BEGIN Text shown

This past Sunday, Mazza hosted a private event with special dishes not normally found on their menu. Beginning at 6 p.m., the evening was made even more beautiful by the 9th and 9th location’s décor at dusk—Owner Ali Sabbah, I learned, has collected all of the lavish adornment from Lebanon, and even pieced together the gold inlaid liquor cabinet piece by piece. The sun glinting off of the copper pillars created a gorgeous environment to enjoy specialty Middle Eastern food.

The first dish that went around the long tables was the jeweled rice and chicken, whose bullion-esque flavors were enhanced and almost sweetened (more so) by the fruity Kefraya Rosee Du Chateau 2010, Lebanon wine. Along came the raw lamb kibbeh dish, which instantly became the favorite of several. At first, I did not know what to expect from eating raw, red meat, however, once it touched my tongue, the thick, ground texture of the lamb immediately found my welcoming palate. The flavor, which was not as pungent as eating cooked meat, translated subtly to generate a fleshy aroma. Eating this dish alongside the jeweled rice was nice, as the aforementioned rice’s sweetness complemented the subtlety of the lamb.
The plates continued to load up with food, and the fatoosh salad, with mixed greens, retained a sweet-and-sour type of dressing. In addition to the raw lamb kibbeh, a pumpkin kibbeh also went around, which had hints of ginger, and a more cake-like texture than the lamb—it was cut into squares like brownies, with vegetables melted into the center of a dark-brown crust. At about this point, 9th and 9th Mazza Manager Sam Starr poured the second wine glass, the Kefraya Comte de M, Lebanon. This red wine was very dry, with berry notes buried deep within the flavor.
With a spoon to a wine glass, the room fell silent so Sabbah could take a moment to thank everyone for coming to the dinner. He explained that the reason that Mazza held this event was to demonstrate the diverse cuisine that Middle Eastern culture has to offer, and to evince future tastes that Mazza will cultivate. He spoke of Mazza having started as a small sandwich shop in the 15th and 15th area, and pointed out the immense growth of the restaurant since then, which has given him and the Mazza staff the momentum to continue to flourish and bring in more specialties.
Roasted quails circulated hence, which was one of my favorite dishes of the evening. The crispy skin housed a poultry flavor that is even more deep than chicken; it reminded me of dark turkey meat, but its juices lent it the tangy character of chicken. Eggplant and zucchini, stuffed with rice, also found their way to my seat, and their flavors reminded me of Spanish rice and stuffed peppers, but with the addition of a cinnamon-like spice. Once the cow tongue went around, that’s when the diners became a bit more speculative! It was a bit thick to cut with a fork, but once being chewed, SLUG photographer Talyn Sherer put it perfectly, saying that it reminded him of a tender pot roast, and tasted exactly like what it is: beef. My absolute favorite of the night was the fried chicken livers. Having had a negative experience with chicken liver before, Mazza changed my mind, as theirs was not too iron-tasting (just right, in fact), and the texture was not silty at all—the taste was thick and zesty, and exploded with a peppery flavor.

END Text shown

* [What this exercise asks]:
a: From the Mazza dinner review, reproduce the passage that begins at the words "The first dish" and stops after "of the lamb.".
b: Condense the paragraph of the Mazza dinner review that opens "With a spoon to a wine glass" into a short bulleted list of its main facts.
The records have no connection to the text above.

BEGIN Data excerpts

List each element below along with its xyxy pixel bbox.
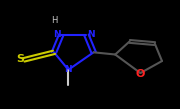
- Text: N: N: [53, 30, 60, 39]
- Text: N: N: [65, 65, 72, 74]
- Text: H: H: [51, 16, 57, 25]
- Text: N: N: [87, 30, 95, 39]
- Text: O: O: [136, 69, 145, 79]
- Text: S: S: [16, 54, 24, 64]
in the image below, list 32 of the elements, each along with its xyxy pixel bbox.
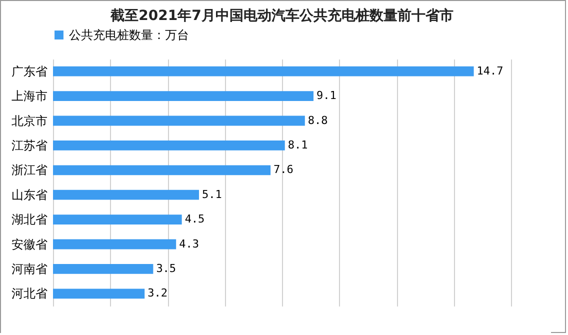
data-label: 7.6 [274,163,294,176]
bar [53,264,154,274]
data-label: 8.8 [308,114,328,127]
bar [53,165,271,176]
chart-title: 截至2021年7月中国电动汽车公共充电桩数量前十省市 [110,7,454,24]
data-label: 9.1 [316,89,336,102]
bar [53,288,145,299]
bar [53,91,314,101]
y-tick-label: 安徽省 [12,237,48,252]
data-label: 5.1 [202,188,222,201]
y-tick-label: 河北省 [12,286,48,301]
legend-label: 公共充电桩数量：万台 [69,28,189,42]
data-label: 3.5 [156,262,176,275]
bar [53,214,182,224]
bar [53,190,199,200]
bar [53,116,305,126]
data-label: 8.1 [288,138,308,152]
data-label: 4.5 [184,212,205,226]
y-tick-label: 上海市 [12,89,48,104]
data-label: 4.3 [179,237,199,250]
y-tick-label: 北京市 [12,114,48,128]
data-label: 14.7 [476,64,504,78]
y-tick-label: 河南省 [12,262,48,276]
y-tick-label: 江苏省 [12,138,48,152]
y-tick-label: 湖北省 [12,212,48,227]
data-label: 3.2 [148,286,168,300]
y-tick-label: 山东省 [12,188,48,202]
bar [53,66,474,76]
y-tick-label: 浙江省 [12,163,48,178]
bar [53,140,285,150]
y-tick-label: 广东省 [12,64,48,78]
bar [53,239,176,250]
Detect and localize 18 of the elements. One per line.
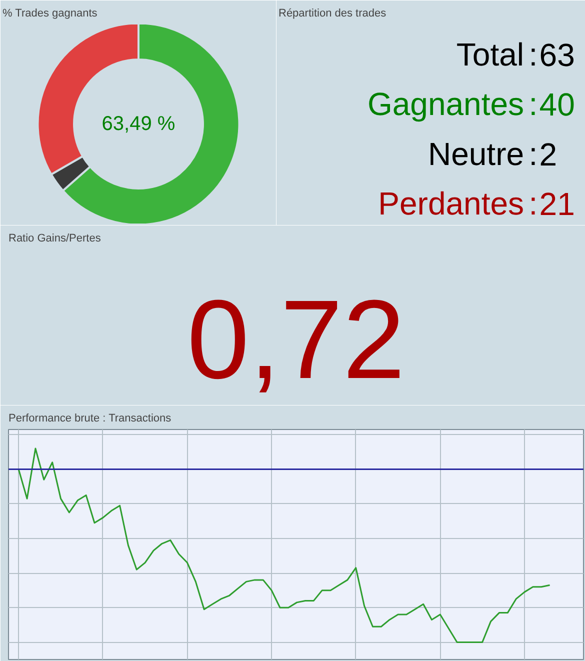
text: :	[528, 86, 538, 122]
data-label: 0,72	[187, 276, 405, 402]
text: Ratio Gains/Pertes	[8, 232, 102, 244]
text: :	[528, 36, 538, 72]
category-label: Total	[456, 36, 524, 72]
text: 63,49 %	[102, 113, 176, 135]
chart-title: % Trades gagnants	[2, 8, 98, 20]
text: Répartition des trades	[278, 8, 387, 20]
data-label: 63	[539, 36, 575, 73]
text: :	[528, 186, 538, 222]
chart-title: Performance brute : Transactions	[8, 412, 172, 424]
category-label: Gagnantes	[367, 86, 524, 122]
text: :	[528, 136, 538, 172]
data-label: 40	[539, 86, 575, 123]
data-label: 2	[539, 136, 558, 172]
category-label: Perdantes	[378, 186, 524, 222]
data-label: 21	[539, 186, 575, 222]
category-label: Neutre	[428, 136, 524, 172]
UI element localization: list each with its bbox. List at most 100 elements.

END Data excerpts

* [Final results]:
a:
The first dish that went around the long tables was the jeweled rice and chicken, whose bullion-esque flavors were enhanced and almost sweetened (more so) by the fruity Kefraya Rosee Du Chateau 2010, Lebanon wine. Along came the raw lamb kibbeh dish, which instantly became the favorite of several. At first, I did not know what to expect from eating raw, red meat, however, once it touched my tongue, the thick, ground texture of the lamb immediately found my welcoming palate. The flavor, which was not as pungent as eating cooked meat, translated subtly to generate a fleshy aroma. Eating this dish alongside the jeweled rice was nice, as the aforementioned rice’s sweetness complemented the subtlety of the lamb.

b:
- Sabbah tapped a spoon on a wine glass to quiet the room and thanked everyone for coming.
- He said the event was meant to show the diverse cuisine of Middle Eastern culture and to hint at future dishes Mazza will develop.
- Mazza began as a small sandwich shop in the 15th and 15th area.
- The restaurant's large growth since then has given him and the staff the momentum to keep flourishing and add more specialties.